Could you convert every line of the data below into a Markdown table with the columns "No." and "Line", skipping blank lines and leaving the pictures out?
##### Items #####
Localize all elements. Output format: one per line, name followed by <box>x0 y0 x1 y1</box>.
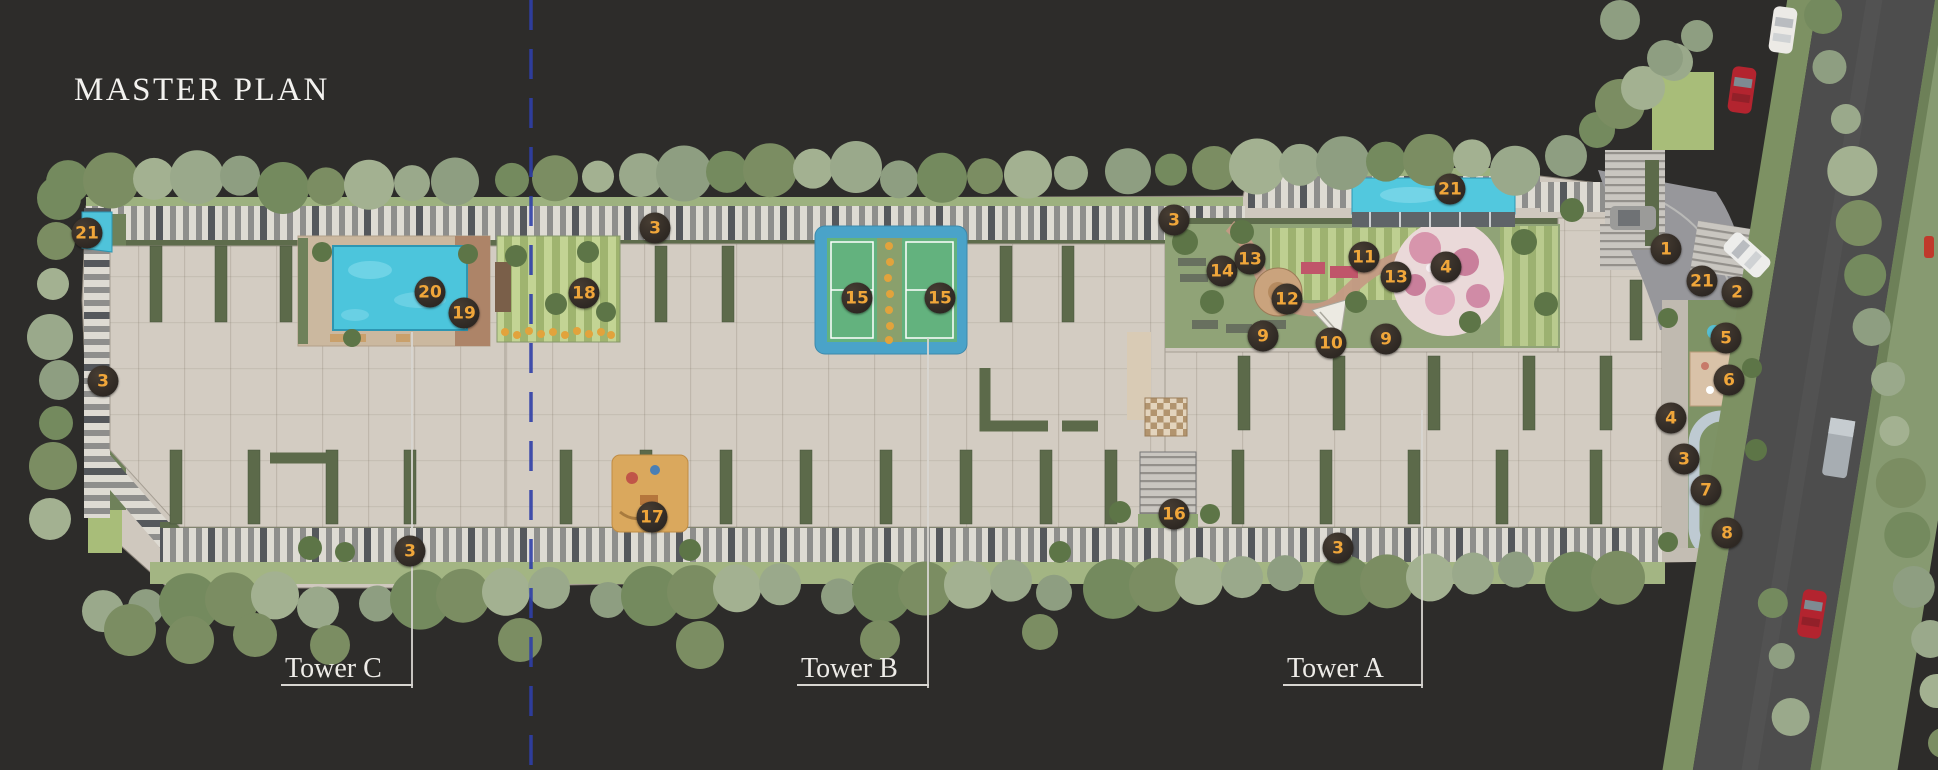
amenity-marker-4[interactable]: 4 <box>1656 403 1687 434</box>
amenity-marker-15[interactable]: 15 <box>842 283 873 314</box>
amenity-marker-3[interactable]: 3 <box>88 366 119 397</box>
amenity-marker-12[interactable]: 12 <box>1272 284 1303 315</box>
amenity-marker-1[interactable]: 1 <box>1651 234 1682 265</box>
amenity-marker-10[interactable]: 10 <box>1316 328 1347 359</box>
amenity-marker-21[interactable]: 21 <box>72 218 103 249</box>
tower-b-label: Tower B <box>797 652 929 686</box>
amenity-marker-15[interactable]: 15 <box>925 283 956 314</box>
amenity-marker-6[interactable]: 6 <box>1714 365 1745 396</box>
amenity-marker-21[interactable]: 21 <box>1687 266 1718 297</box>
master-plan-canvas: MASTER PLAN Tower C Tower B Tower A 2132… <box>0 0 1938 770</box>
amenity-marker-3[interactable]: 3 <box>1323 533 1354 564</box>
amenity-marker-7[interactable]: 7 <box>1691 475 1722 506</box>
page-title: MASTER PLAN <box>74 72 330 109</box>
amenity-marker-5[interactable]: 5 <box>1711 323 1742 354</box>
amenity-marker-3[interactable]: 3 <box>640 213 671 244</box>
amenity-marker-16[interactable]: 16 <box>1159 499 1190 530</box>
amenity-marker-17[interactable]: 17 <box>637 502 668 533</box>
amenity-marker-8[interactable]: 8 <box>1712 518 1743 549</box>
amenity-marker-2[interactable]: 2 <box>1722 277 1753 308</box>
amenity-marker-13[interactable]: 13 <box>1381 262 1412 293</box>
amenity-marker-3[interactable]: 3 <box>395 536 426 567</box>
amenity-marker-19[interactable]: 19 <box>449 298 480 329</box>
amenity-marker-18[interactable]: 18 <box>569 278 600 309</box>
amenity-marker-14[interactable]: 14 <box>1207 256 1238 287</box>
amenity-marker-9[interactable]: 9 <box>1371 324 1402 355</box>
amenity-marker-4[interactable]: 4 <box>1431 252 1462 283</box>
amenity-marker-9[interactable]: 9 <box>1248 321 1279 352</box>
amenity-marker-20[interactable]: 20 <box>415 277 446 308</box>
amenity-marker-11[interactable]: 11 <box>1349 242 1380 273</box>
amenity-marker-13[interactable]: 13 <box>1235 244 1266 275</box>
amenity-marker-3[interactable]: 3 <box>1669 444 1700 475</box>
tower-c-label: Tower C <box>281 652 413 686</box>
amenity-marker-21[interactable]: 21 <box>1435 174 1466 205</box>
tower-a-label: Tower A <box>1283 652 1423 686</box>
amenity-marker-3[interactable]: 3 <box>1159 205 1190 236</box>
#####
Correct output
| No. | Line |
|---|---|
| 1 | Localize all elements. Output format: one per line, name followed by <box>x0 y0 x1 y1</box>. |
| 2 | amenity-marker-4[interactable]: 4 <box>1656 403 1687 434</box> |
| 3 | amenity-marker-15[interactable]: 15 <box>842 283 873 314</box> |
| 4 | amenity-marker-3[interactable]: 3 <box>88 366 119 397</box> |
| 5 | amenity-marker-12[interactable]: 12 <box>1272 284 1303 315</box> |
| 6 | amenity-marker-1[interactable]: 1 <box>1651 234 1682 265</box> |
| 7 | amenity-marker-10[interactable]: 10 <box>1316 328 1347 359</box> |
| 8 | amenity-marker-21[interactable]: 21 <box>72 218 103 249</box> |
| 9 | tower-b-label: Tower B <box>797 652 929 686</box> |
| 10 | amenity-marker-15[interactable]: 15 <box>925 283 956 314</box> |
| 11 | amenity-marker-6[interactable]: 6 <box>1714 365 1745 396</box> |
| 12 | amenity-marker-21[interactable]: 21 <box>1687 266 1718 297</box> |
| 13 | master-plan-canvas: MASTER PLAN Tower C Tower B Tower A 2132… <box>0 0 1938 770</box> |
| 14 | amenity-marker-3[interactable]: 3 <box>1323 533 1354 564</box> |
| 15 | amenity-marker-7[interactable]: 7 <box>1691 475 1722 506</box> |
| 16 | page-title: MASTER PLAN <box>74 72 330 109</box> |
| 17 | amenity-marker-5[interactable]: 5 <box>1711 323 1742 354</box> |
| 18 | amenity-marker-3[interactable]: 3 <box>640 213 671 244</box> |
| 19 | amenity-marker-16[interactable]: 16 <box>1159 499 1190 530</box> |
| 20 | amenity-marker-17[interactable]: 17 <box>637 502 668 533</box> |
| 21 | amenity-marker-8[interactable]: 8 <box>1712 518 1743 549</box> |
| 22 | amenity-marker-2[interactable]: 2 <box>1722 277 1753 308</box> |
| 23 | amenity-marker-13[interactable]: 13 <box>1381 262 1412 293</box> |
| 24 | amenity-marker-3[interactable]: 3 <box>395 536 426 567</box> |
| 25 | amenity-marker-19[interactable]: 19 <box>449 298 480 329</box> |
| 26 | amenity-marker-18[interactable]: 18 <box>569 278 600 309</box> |
| 27 | amenity-marker-14[interactable]: 14 <box>1207 256 1238 287</box> |
| 28 | amenity-marker-9[interactable]: 9 <box>1371 324 1402 355</box> |
| 29 | amenity-marker-4[interactable]: 4 <box>1431 252 1462 283</box> |
| 30 | amenity-marker-9[interactable]: 9 <box>1248 321 1279 352</box> |
| 31 | amenity-marker-20[interactable]: 20 <box>415 277 446 308</box> |
| 32 | amenity-marker-11[interactable]: 11 <box>1349 242 1380 273</box> |
| 33 | amenity-marker-13[interactable]: 13 <box>1235 244 1266 275</box> |
| 34 | amenity-marker-3[interactable]: 3 <box>1669 444 1700 475</box> |
| 35 | tower-c-label: Tower C <box>281 652 413 686</box> |
| 36 | amenity-marker-21[interactable]: 21 <box>1435 174 1466 205</box> |
| 37 | tower-a-label: Tower A <box>1283 652 1423 686</box> |
| 38 | amenity-marker-3[interactable]: 3 <box>1159 205 1190 236</box> |